- [EXERCISE AIM]: Every line below is to be copied exactly, with the pictures left out.

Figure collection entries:

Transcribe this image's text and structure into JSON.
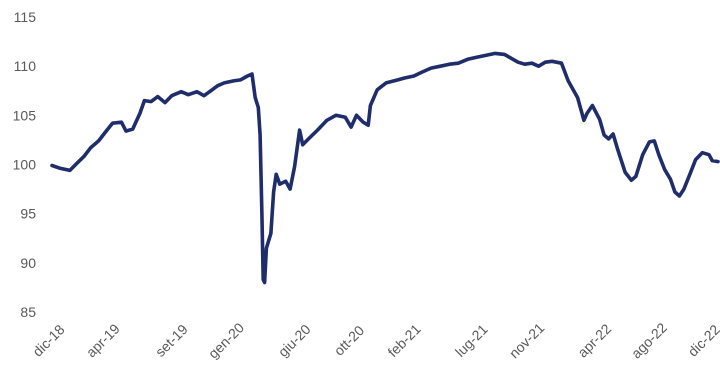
{
  "chart_data": {
    "type": "line",
    "title": "",
    "xlabel": "",
    "ylabel": "",
    "ylim": [
      85,
      115
    ],
    "yticks": [
      85,
      90,
      95,
      100,
      105,
      110,
      115
    ],
    "grid": false,
    "legend": "none",
    "x_tick_labels": [
      "dic-18",
      "apr-19",
      "set-19",
      "gen-20",
      "giu-20",
      "ott-20",
      "feb-21",
      "lug-21",
      "nov-21",
      "apr-22",
      "ago-22",
      "dic-22"
    ],
    "x_tick_dates": [
      "2018-12",
      "2019-04",
      "2019-09",
      "2020-01",
      "2020-06",
      "2020-10",
      "2021-02",
      "2021-07",
      "2021-11",
      "2022-04",
      "2022-08",
      "2022-12"
    ],
    "series": [
      {
        "color": "#1f2d6b",
        "points": [
          [
            "2018-12-01",
            99.9
          ],
          [
            "2018-12-20",
            99.6
          ],
          [
            "2019-01-10",
            99.4
          ],
          [
            "2019-01-25",
            100.1
          ],
          [
            "2019-02-10",
            100.8
          ],
          [
            "2019-02-25",
            101.7
          ],
          [
            "2019-03-15",
            102.4
          ],
          [
            "2019-03-30",
            103.3
          ],
          [
            "2019-04-15",
            104.2
          ],
          [
            "2019-05-05",
            104.3
          ],
          [
            "2019-05-15",
            103.4
          ],
          [
            "2019-05-30",
            103.6
          ],
          [
            "2019-06-15",
            105.2
          ],
          [
            "2019-06-25",
            106.5
          ],
          [
            "2019-07-10",
            106.4
          ],
          [
            "2019-07-25",
            106.9
          ],
          [
            "2019-08-10",
            106.3
          ],
          [
            "2019-08-25",
            107.0
          ],
          [
            "2019-09-15",
            107.4
          ],
          [
            "2019-10-01",
            107.1
          ],
          [
            "2019-10-20",
            107.4
          ],
          [
            "2019-11-05",
            107.0
          ],
          [
            "2019-11-20",
            107.5
          ],
          [
            "2019-12-05",
            108.0
          ],
          [
            "2019-12-20",
            108.3
          ],
          [
            "2020-01-10",
            108.5
          ],
          [
            "2020-01-25",
            108.6
          ],
          [
            "2020-02-10",
            109.0
          ],
          [
            "2020-02-20",
            109.2
          ],
          [
            "2020-02-27",
            106.8
          ],
          [
            "2020-03-05",
            105.8
          ],
          [
            "2020-03-09",
            103.0
          ],
          [
            "2020-03-13",
            95.0
          ],
          [
            "2020-03-16",
            88.3
          ],
          [
            "2020-03-19",
            88.0
          ],
          [
            "2020-03-23",
            91.5
          ],
          [
            "2020-04-02",
            93.0
          ],
          [
            "2020-04-08",
            97.2
          ],
          [
            "2020-04-14",
            99.0
          ],
          [
            "2020-04-22",
            98.0
          ],
          [
            "2020-05-05",
            98.3
          ],
          [
            "2020-05-15",
            97.5
          ],
          [
            "2020-05-25",
            99.8
          ],
          [
            "2020-06-05",
            103.5
          ],
          [
            "2020-06-12",
            102.0
          ],
          [
            "2020-06-25",
            102.6
          ],
          [
            "2020-07-15",
            103.5
          ],
          [
            "2020-08-05",
            104.5
          ],
          [
            "2020-08-25",
            105.0
          ],
          [
            "2020-09-15",
            104.8
          ],
          [
            "2020-09-28",
            103.8
          ],
          [
            "2020-10-10",
            105.0
          ],
          [
            "2020-10-25",
            104.3
          ],
          [
            "2020-11-05",
            104.0
          ],
          [
            "2020-11-10",
            106.0
          ],
          [
            "2020-11-25",
            107.6
          ],
          [
            "2020-12-15",
            108.3
          ],
          [
            "2021-01-10",
            108.6
          ],
          [
            "2021-01-25",
            108.8
          ],
          [
            "2021-02-15",
            109.0
          ],
          [
            "2021-03-05",
            109.4
          ],
          [
            "2021-03-25",
            109.8
          ],
          [
            "2021-04-15",
            110.0
          ],
          [
            "2021-05-05",
            110.2
          ],
          [
            "2021-05-25",
            110.3
          ],
          [
            "2021-06-15",
            110.7
          ],
          [
            "2021-07-05",
            110.9
          ],
          [
            "2021-07-25",
            111.1
          ],
          [
            "2021-08-15",
            111.3
          ],
          [
            "2021-09-05",
            111.2
          ],
          [
            "2021-09-20",
            110.8
          ],
          [
            "2021-10-05",
            110.4
          ],
          [
            "2021-10-20",
            110.2
          ],
          [
            "2021-11-05",
            110.3
          ],
          [
            "2021-11-20",
            110.0
          ],
          [
            "2021-12-05",
            110.4
          ],
          [
            "2021-12-20",
            110.5
          ],
          [
            "2022-01-10",
            110.3
          ],
          [
            "2022-01-25",
            108.5
          ],
          [
            "2022-02-15",
            106.8
          ],
          [
            "2022-03-01",
            104.5
          ],
          [
            "2022-03-08",
            105.2
          ],
          [
            "2022-03-20",
            106.0
          ],
          [
            "2022-04-05",
            104.6
          ],
          [
            "2022-04-15",
            103.0
          ],
          [
            "2022-04-25",
            102.6
          ],
          [
            "2022-05-05",
            103.1
          ],
          [
            "2022-05-15",
            101.6
          ],
          [
            "2022-06-01",
            99.2
          ],
          [
            "2022-06-15",
            98.4
          ],
          [
            "2022-06-25",
            98.8
          ],
          [
            "2022-07-10",
            101.0
          ],
          [
            "2022-07-25",
            102.3
          ],
          [
            "2022-08-05",
            102.4
          ],
          [
            "2022-08-15",
            101.0
          ],
          [
            "2022-08-28",
            99.5
          ],
          [
            "2022-09-10",
            98.5
          ],
          [
            "2022-09-20",
            97.2
          ],
          [
            "2022-09-30",
            96.8
          ],
          [
            "2022-10-10",
            97.5
          ],
          [
            "2022-10-25",
            99.2
          ],
          [
            "2022-11-05",
            100.5
          ],
          [
            "2022-11-20",
            101.2
          ],
          [
            "2022-12-05",
            101.0
          ],
          [
            "2022-12-12",
            100.4
          ],
          [
            "2022-12-25",
            100.3
          ]
        ]
      }
    ]
  }
}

- [FINISHED ANSWER]:
Transcribe this image's text and structure into JSON.
{
  "chart_data": {
    "type": "line",
    "title": "",
    "xlabel": "",
    "ylabel": "",
    "ylim": [
      85,
      115
    ],
    "yticks": [
      85,
      90,
      95,
      100,
      105,
      110,
      115
    ],
    "grid": false,
    "legend": "none",
    "x_tick_labels": [
      "dic-18",
      "apr-19",
      "set-19",
      "gen-20",
      "giu-20",
      "ott-20",
      "feb-21",
      "lug-21",
      "nov-21",
      "apr-22",
      "ago-22",
      "dic-22"
    ],
    "x_tick_dates": [
      "2018-12",
      "2019-04",
      "2019-09",
      "2020-01",
      "2020-06",
      "2020-10",
      "2021-02",
      "2021-07",
      "2021-11",
      "2022-04",
      "2022-08",
      "2022-12"
    ],
    "series": [
      {
        "color": "#1f2d6b",
        "points": [
          [
            "2018-12-01",
            99.9
          ],
          [
            "2018-12-20",
            99.6
          ],
          [
            "2019-01-10",
            99.4
          ],
          [
            "2019-01-25",
            100.1
          ],
          [
            "2019-02-10",
            100.8
          ],
          [
            "2019-02-25",
            101.7
          ],
          [
            "2019-03-15",
            102.4
          ],
          [
            "2019-03-30",
            103.3
          ],
          [
            "2019-04-15",
            104.2
          ],
          [
            "2019-05-05",
            104.3
          ],
          [
            "2019-05-15",
            103.4
          ],
          [
            "2019-05-30",
            103.6
          ],
          [
            "2019-06-15",
            105.2
          ],
          [
            "2019-06-25",
            106.5
          ],
          [
            "2019-07-10",
            106.4
          ],
          [
            "2019-07-25",
            106.9
          ],
          [
            "2019-08-10",
            106.3
          ],
          [
            "2019-08-25",
            107.0
          ],
          [
            "2019-09-15",
            107.4
          ],
          [
            "2019-10-01",
            107.1
          ],
          [
            "2019-10-20",
            107.4
          ],
          [
            "2019-11-05",
            107.0
          ],
          [
            "2019-11-20",
            107.5
          ],
          [
            "2019-12-05",
            108.0
          ],
          [
            "2019-12-20",
            108.3
          ],
          [
            "2020-01-10",
            108.5
          ],
          [
            "2020-01-25",
            108.6
          ],
          [
            "2020-02-10",
            109.0
          ],
          [
            "2020-02-20",
            109.2
          ],
          [
            "2020-02-27",
            106.8
          ],
          [
            "2020-03-05",
            105.8
          ],
          [
            "2020-03-09",
            103.0
          ],
          [
            "2020-03-13",
            95.0
          ],
          [
            "2020-03-16",
            88.3
          ],
          [
            "2020-03-19",
            88.0
          ],
          [
            "2020-03-23",
            91.5
          ],
          [
            "2020-04-02",
            93.0
          ],
          [
            "2020-04-08",
            97.2
          ],
          [
            "2020-04-14",
            99.0
          ],
          [
            "2020-04-22",
            98.0
          ],
          [
            "2020-05-05",
            98.3
          ],
          [
            "2020-05-15",
            97.5
          ],
          [
            "2020-05-25",
            99.8
          ],
          [
            "2020-06-05",
            103.5
          ],
          [
            "2020-06-12",
            102.0
          ],
          [
            "2020-06-25",
            102.6
          ],
          [
            "2020-07-15",
            103.5
          ],
          [
            "2020-08-05",
            104.5
          ],
          [
            "2020-08-25",
            105.0
          ],
          [
            "2020-09-15",
            104.8
          ],
          [
            "2020-09-28",
            103.8
          ],
          [
            "2020-10-10",
            105.0
          ],
          [
            "2020-10-25",
            104.3
          ],
          [
            "2020-11-05",
            104.0
          ],
          [
            "2020-11-10",
            106.0
          ],
          [
            "2020-11-25",
            107.6
          ],
          [
            "2020-12-15",
            108.3
          ],
          [
            "2021-01-10",
            108.6
          ],
          [
            "2021-01-25",
            108.8
          ],
          [
            "2021-02-15",
            109.0
          ],
          [
            "2021-03-05",
            109.4
          ],
          [
            "2021-03-25",
            109.8
          ],
          [
            "2021-04-15",
            110.0
          ],
          [
            "2021-05-05",
            110.2
          ],
          [
            "2021-05-25",
            110.3
          ],
          [
            "2021-06-15",
            110.7
          ],
          [
            "2021-07-05",
            110.9
          ],
          [
            "2021-07-25",
            111.1
          ],
          [
            "2021-08-15",
            111.3
          ],
          [
            "2021-09-05",
            111.2
          ],
          [
            "2021-09-20",
            110.8
          ],
          [
            "2021-10-05",
            110.4
          ],
          [
            "2021-10-20",
            110.2
          ],
          [
            "2021-11-05",
            110.3
          ],
          [
            "2021-11-20",
            110.0
          ],
          [
            "2021-12-05",
            110.4
          ],
          [
            "2021-12-20",
            110.5
          ],
          [
            "2022-01-10",
            110.3
          ],
          [
            "2022-01-25",
            108.5
          ],
          [
            "2022-02-15",
            106.8
          ],
          [
            "2022-03-01",
            104.5
          ],
          [
            "2022-03-08",
            105.2
          ],
          [
            "2022-03-20",
            106.0
          ],
          [
            "2022-04-05",
            104.6
          ],
          [
            "2022-04-15",
            103.0
          ],
          [
            "2022-04-25",
            102.6
          ],
          [
            "2022-05-05",
            103.1
          ],
          [
            "2022-05-15",
            101.6
          ],
          [
            "2022-06-01",
            99.2
          ],
          [
            "2022-06-15",
            98.4
          ],
          [
            "2022-06-25",
            98.8
          ],
          [
            "2022-07-10",
            101.0
          ],
          [
            "2022-07-25",
            102.3
          ],
          [
            "2022-08-05",
            102.4
          ],
          [
            "2022-08-15",
            101.0
          ],
          [
            "2022-08-28",
            99.5
          ],
          [
            "2022-09-10",
            98.5
          ],
          [
            "2022-09-20",
            97.2
          ],
          [
            "2022-09-30",
            96.8
          ],
          [
            "2022-10-10",
            97.5
          ],
          [
            "2022-10-25",
            99.2
          ],
          [
            "2022-11-05",
            100.5
          ],
          [
            "2022-11-20",
            101.2
          ],
          [
            "2022-12-05",
            101.0
          ],
          [
            "2022-12-12",
            100.4
          ],
          [
            "2022-12-25",
            100.3
          ]
        ]
      }
    ]
  }
}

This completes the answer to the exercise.